- [Exercise aim]: Exactly as written, print each record in the listing.

- [Supplied data]:
################
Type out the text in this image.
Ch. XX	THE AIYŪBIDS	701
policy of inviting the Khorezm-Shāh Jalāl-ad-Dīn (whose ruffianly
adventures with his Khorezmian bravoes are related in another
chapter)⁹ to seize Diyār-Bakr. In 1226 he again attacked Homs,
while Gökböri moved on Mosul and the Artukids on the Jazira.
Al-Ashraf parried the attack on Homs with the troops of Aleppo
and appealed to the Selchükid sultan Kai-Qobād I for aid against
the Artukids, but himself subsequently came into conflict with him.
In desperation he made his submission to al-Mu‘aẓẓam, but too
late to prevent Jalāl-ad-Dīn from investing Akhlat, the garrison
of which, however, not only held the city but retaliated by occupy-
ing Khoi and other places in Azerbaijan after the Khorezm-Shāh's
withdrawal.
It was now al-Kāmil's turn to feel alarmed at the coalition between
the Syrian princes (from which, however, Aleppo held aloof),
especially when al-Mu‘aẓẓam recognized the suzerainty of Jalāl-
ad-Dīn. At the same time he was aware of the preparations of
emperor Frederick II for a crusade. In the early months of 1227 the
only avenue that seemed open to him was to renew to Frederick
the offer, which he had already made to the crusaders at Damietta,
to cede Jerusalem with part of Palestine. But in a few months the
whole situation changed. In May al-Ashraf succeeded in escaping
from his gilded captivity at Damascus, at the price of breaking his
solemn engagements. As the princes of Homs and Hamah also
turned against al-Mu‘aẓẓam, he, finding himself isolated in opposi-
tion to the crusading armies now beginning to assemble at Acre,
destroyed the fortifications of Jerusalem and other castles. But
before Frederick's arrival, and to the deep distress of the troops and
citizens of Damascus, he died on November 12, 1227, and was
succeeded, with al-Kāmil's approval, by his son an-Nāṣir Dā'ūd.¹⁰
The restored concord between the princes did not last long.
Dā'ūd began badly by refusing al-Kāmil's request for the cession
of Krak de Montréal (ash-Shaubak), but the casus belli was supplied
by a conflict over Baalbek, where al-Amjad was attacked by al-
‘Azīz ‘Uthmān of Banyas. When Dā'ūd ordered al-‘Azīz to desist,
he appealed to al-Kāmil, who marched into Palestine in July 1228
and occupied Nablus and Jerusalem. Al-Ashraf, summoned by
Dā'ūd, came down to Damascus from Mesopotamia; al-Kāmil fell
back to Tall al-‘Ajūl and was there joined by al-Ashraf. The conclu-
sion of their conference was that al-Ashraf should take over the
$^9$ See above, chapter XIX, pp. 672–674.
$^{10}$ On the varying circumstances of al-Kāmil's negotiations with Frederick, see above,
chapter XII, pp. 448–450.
################
- [Answer below]:
Type out the text in this image.
Ch. XX	THE AIYŪBIDS	701
policy of inviting the Khorezm-Shāh Jalāl-ad-Dīn (whose ruffianly
adventures with his Khorezmian bravoes are related in another
chapter)⁹ to seize Diyār-Bakr. In 1226 he again attacked Homs,
while Gökböri moved on Mosul and the Artukids on the Jazira.
Al-Ashraf parried the attack on Homs with the troops of Aleppo
and appealed to the Selchükid sultan Kai-Qobād I for aid against
the Artukids, but himself subsequently came into conflict with him.
In desperation he made his submission to al-Mu‘aẓẓam, but too
late to prevent Jalāl-ad-Dīn from investing Akhlat, the garrison
of which, however, not only held the city but retaliated by occupy-
ing Khoi and other places in Azerbaijan after the Khorezm-Shāh's
withdrawal.
It was now al-Kāmil's turn to feel alarmed at the coalition between
the Syrian princes (from which, however, Aleppo held aloof),
especially when al-Mu‘aẓẓam recognized the suzerainty of Jalāl-
ad-Dīn. At the same time he was aware of the preparations of
emperor Frederick II for a crusade. In the early months of 1227 the
only avenue that seemed open to him was to renew to Frederick
the offer, which he had already made to the crusaders at Damietta,
to cede Jerusalem with part of Palestine. But in a few months the
whole situation changed. In May al-Ashraf succeeded in escaping
from his gilded captivity at Damascus, at the price of breaking his
solemn engagements. As the princes of Homs and Hamah also
turned against al-Mu‘aẓẓam, he, finding himself isolated in opposi-
tion to the crusading armies now beginning to assemble at Acre,
destroyed the fortifications of Jerusalem and other castles. But
before Frederick's arrival, and to the deep distress of the troops and
citizens of Damascus, he died on November 12, 1227, and was
succeeded, with al-Kāmil's approval, by his son an-Nāṣir Dā'ūd.¹⁰
The restored concord between the princes did not last long.
Dā'ūd began badly by refusing al-Kāmil's request for the cession
of Krak de Montréal (ash-Shaubak), but the casus belli was supplied
by a conflict over Baalbek, where al-Amjad was attacked by al-
‘Azīz ‘Uthmān of Banyas. When Dā'ūd ordered al-‘Azīz to desist,
he appealed to al-Kāmil, who marched into Palestine in July 1228
and occupied Nablus and Jerusalem. Al-Ashraf, summoned by
Dā'ūd, came down to Damascus from Mesopotamia; al-Kāmil fell
back to Tall al-‘Ajūl and was there joined by al-Ashraf. The conclu-
sion of their conference was that al-Ashraf should take over the
$^9$ See above, chapter XIX, pp. 672–674.
$^{10}$ On the varying circumstances of al-Kāmil's negotiations with Frederick, see above,
chapter XII, pp. 448–450.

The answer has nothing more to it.